What is asked: Report only the number of lines in this material that include "qualities".

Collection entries
***
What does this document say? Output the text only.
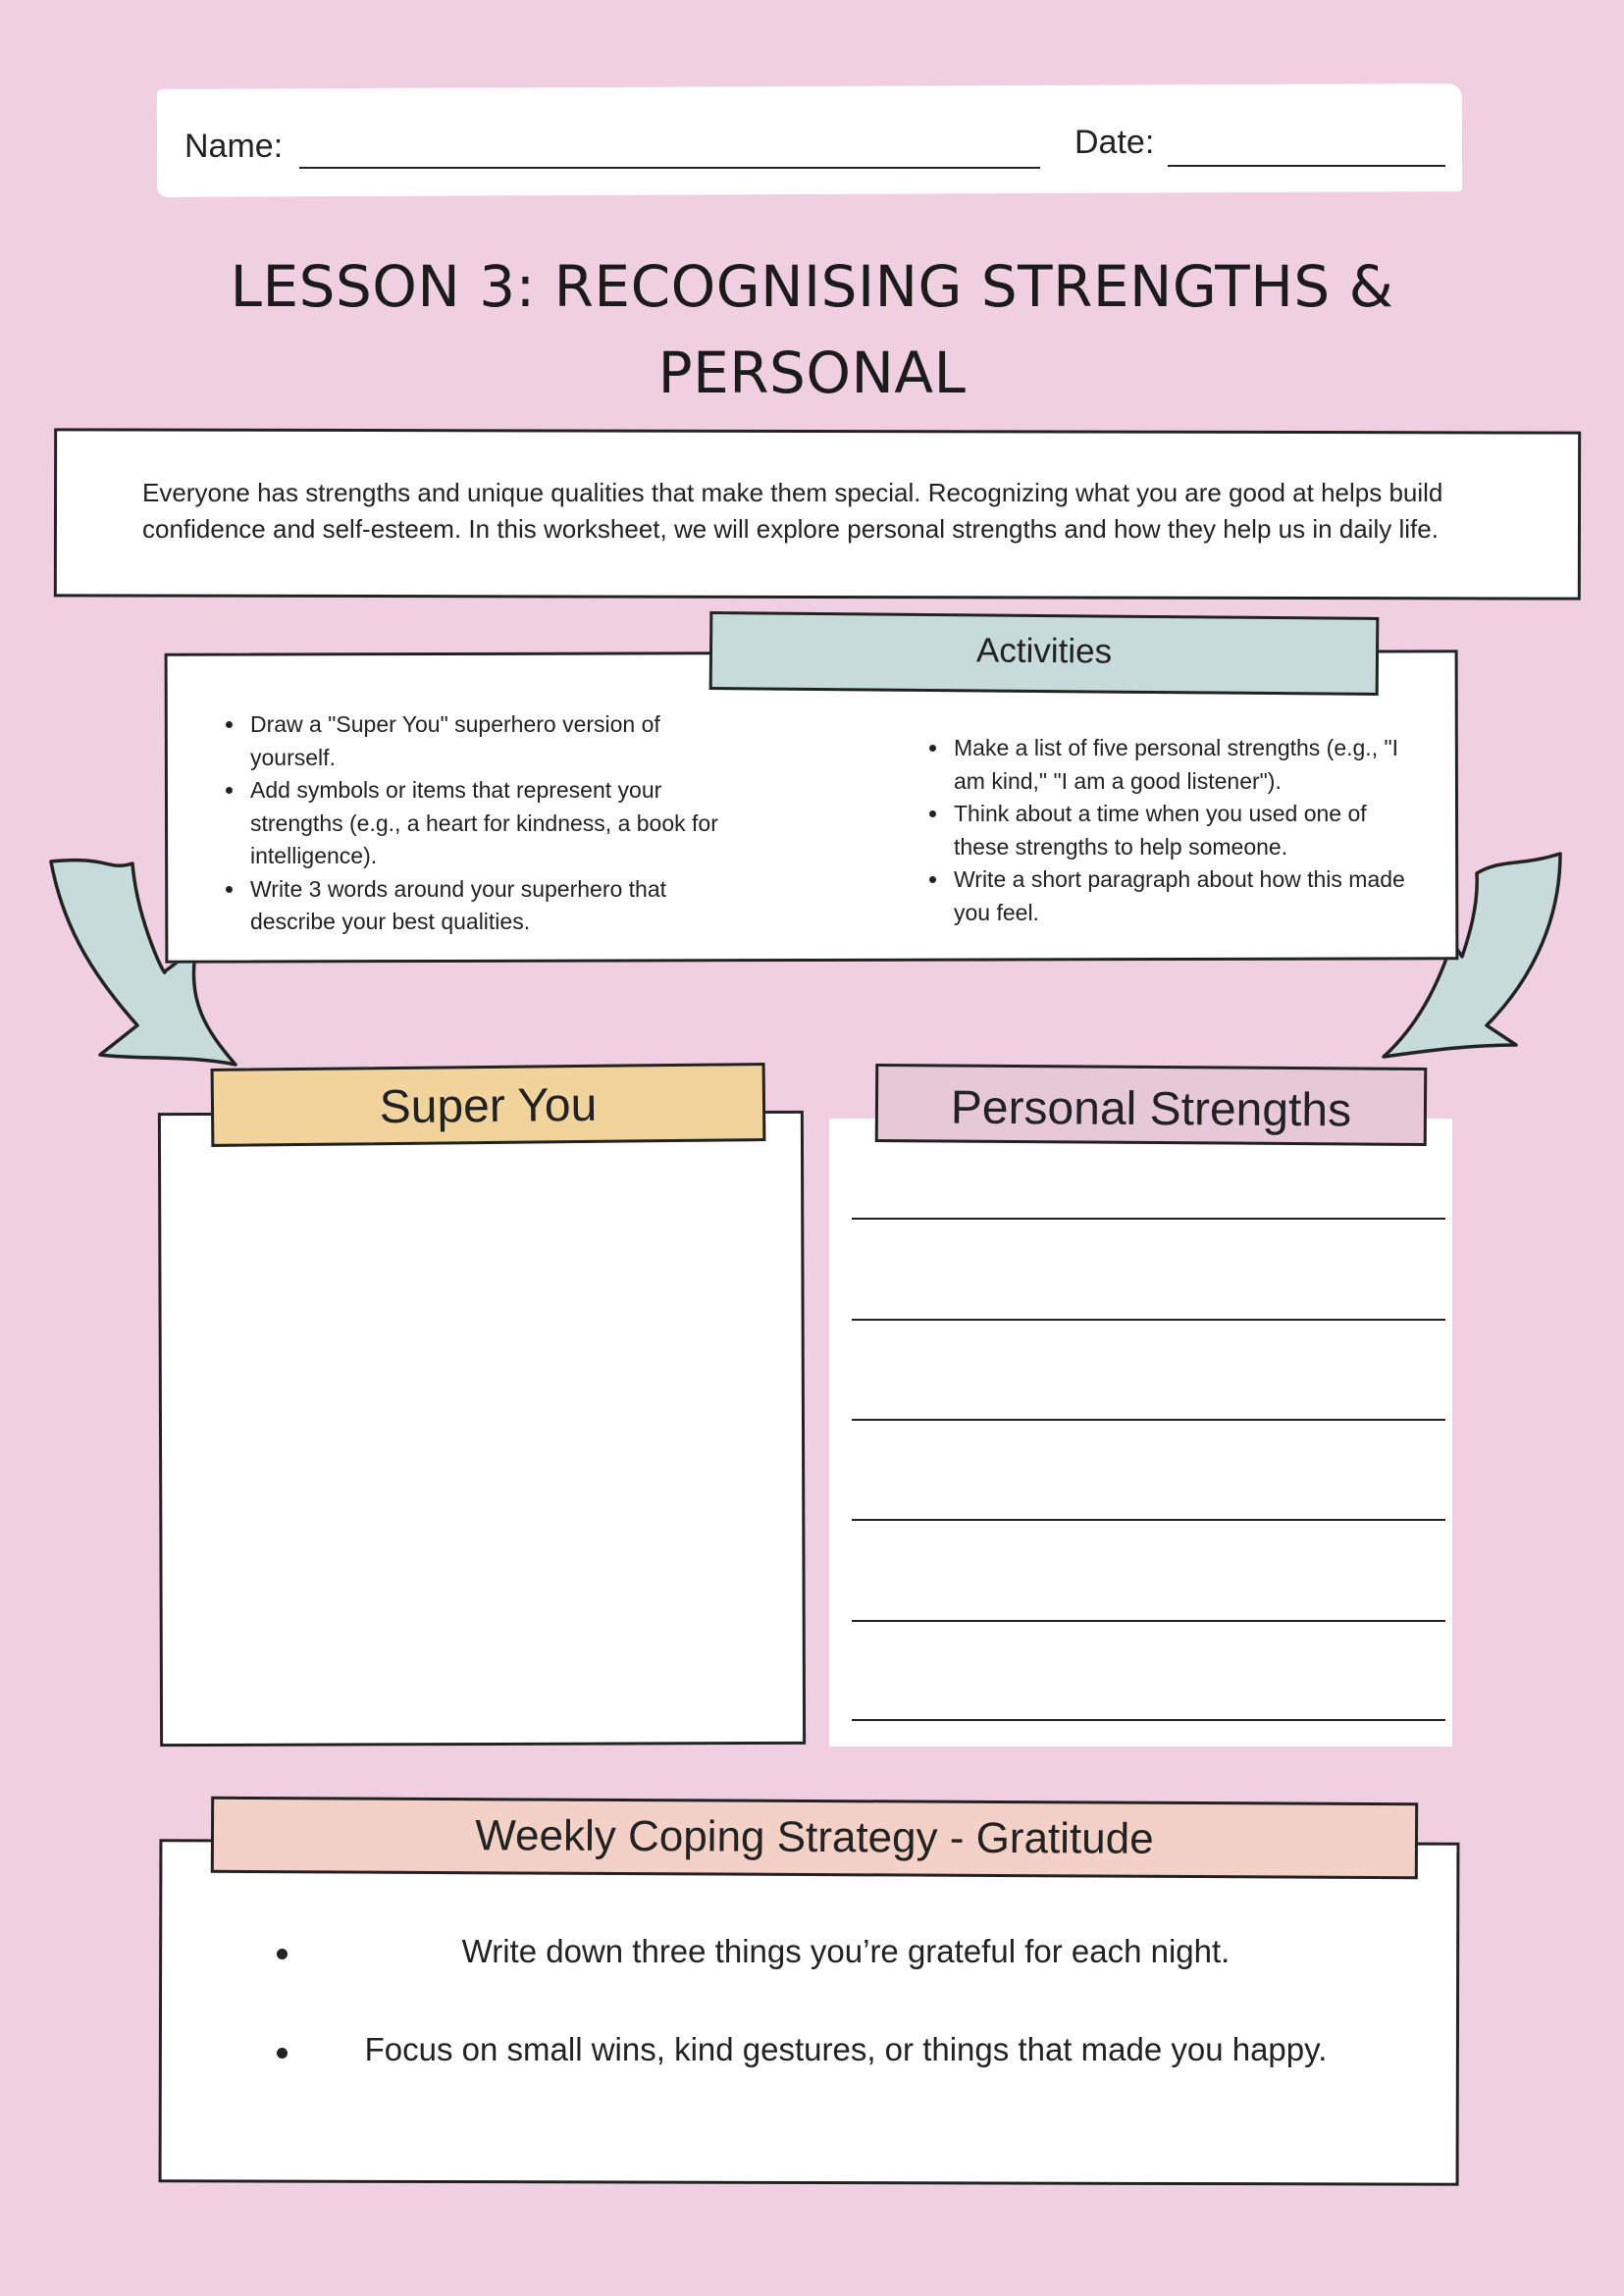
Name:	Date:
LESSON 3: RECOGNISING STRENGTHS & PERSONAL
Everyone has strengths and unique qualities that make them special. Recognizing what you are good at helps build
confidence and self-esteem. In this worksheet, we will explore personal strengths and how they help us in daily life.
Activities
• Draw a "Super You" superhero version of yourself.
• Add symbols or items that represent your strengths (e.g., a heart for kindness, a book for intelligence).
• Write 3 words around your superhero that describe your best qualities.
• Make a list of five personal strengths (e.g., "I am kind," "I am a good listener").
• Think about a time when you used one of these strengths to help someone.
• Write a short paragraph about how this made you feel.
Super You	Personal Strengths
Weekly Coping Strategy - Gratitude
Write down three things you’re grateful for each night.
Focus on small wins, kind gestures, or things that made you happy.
***
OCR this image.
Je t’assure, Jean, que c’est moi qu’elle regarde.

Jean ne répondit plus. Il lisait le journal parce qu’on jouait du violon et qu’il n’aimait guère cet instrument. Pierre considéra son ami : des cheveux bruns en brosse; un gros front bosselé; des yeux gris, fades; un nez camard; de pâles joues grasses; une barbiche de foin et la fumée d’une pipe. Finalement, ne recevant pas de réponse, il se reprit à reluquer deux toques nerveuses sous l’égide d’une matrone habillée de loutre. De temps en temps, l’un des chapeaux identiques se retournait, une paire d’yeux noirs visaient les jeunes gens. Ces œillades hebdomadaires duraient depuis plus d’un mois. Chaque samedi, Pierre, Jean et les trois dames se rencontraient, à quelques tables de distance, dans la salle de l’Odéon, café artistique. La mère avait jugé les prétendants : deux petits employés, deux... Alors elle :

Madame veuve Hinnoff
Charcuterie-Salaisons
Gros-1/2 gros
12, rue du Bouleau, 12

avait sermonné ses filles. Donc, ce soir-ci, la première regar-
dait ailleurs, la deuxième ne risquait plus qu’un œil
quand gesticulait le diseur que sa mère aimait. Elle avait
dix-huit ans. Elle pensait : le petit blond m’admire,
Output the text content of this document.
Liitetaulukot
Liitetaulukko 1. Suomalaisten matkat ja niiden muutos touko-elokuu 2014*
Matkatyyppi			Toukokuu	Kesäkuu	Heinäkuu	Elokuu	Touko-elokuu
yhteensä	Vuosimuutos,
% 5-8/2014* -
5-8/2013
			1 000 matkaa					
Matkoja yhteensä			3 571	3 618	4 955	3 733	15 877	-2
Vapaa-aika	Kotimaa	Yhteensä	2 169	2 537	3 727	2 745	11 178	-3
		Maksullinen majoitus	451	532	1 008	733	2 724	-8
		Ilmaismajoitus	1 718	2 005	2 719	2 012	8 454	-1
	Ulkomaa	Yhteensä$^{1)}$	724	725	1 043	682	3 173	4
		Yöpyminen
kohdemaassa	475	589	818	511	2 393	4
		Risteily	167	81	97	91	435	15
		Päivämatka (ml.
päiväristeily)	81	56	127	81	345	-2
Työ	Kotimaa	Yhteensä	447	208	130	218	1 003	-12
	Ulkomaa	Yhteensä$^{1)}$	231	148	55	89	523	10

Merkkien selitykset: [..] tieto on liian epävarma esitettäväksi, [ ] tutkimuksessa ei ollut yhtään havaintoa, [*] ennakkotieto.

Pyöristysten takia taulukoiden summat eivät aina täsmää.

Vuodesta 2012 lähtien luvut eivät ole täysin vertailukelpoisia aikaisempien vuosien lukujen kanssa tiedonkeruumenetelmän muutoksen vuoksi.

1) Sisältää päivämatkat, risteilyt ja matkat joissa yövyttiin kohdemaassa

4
***
Answer in full: 2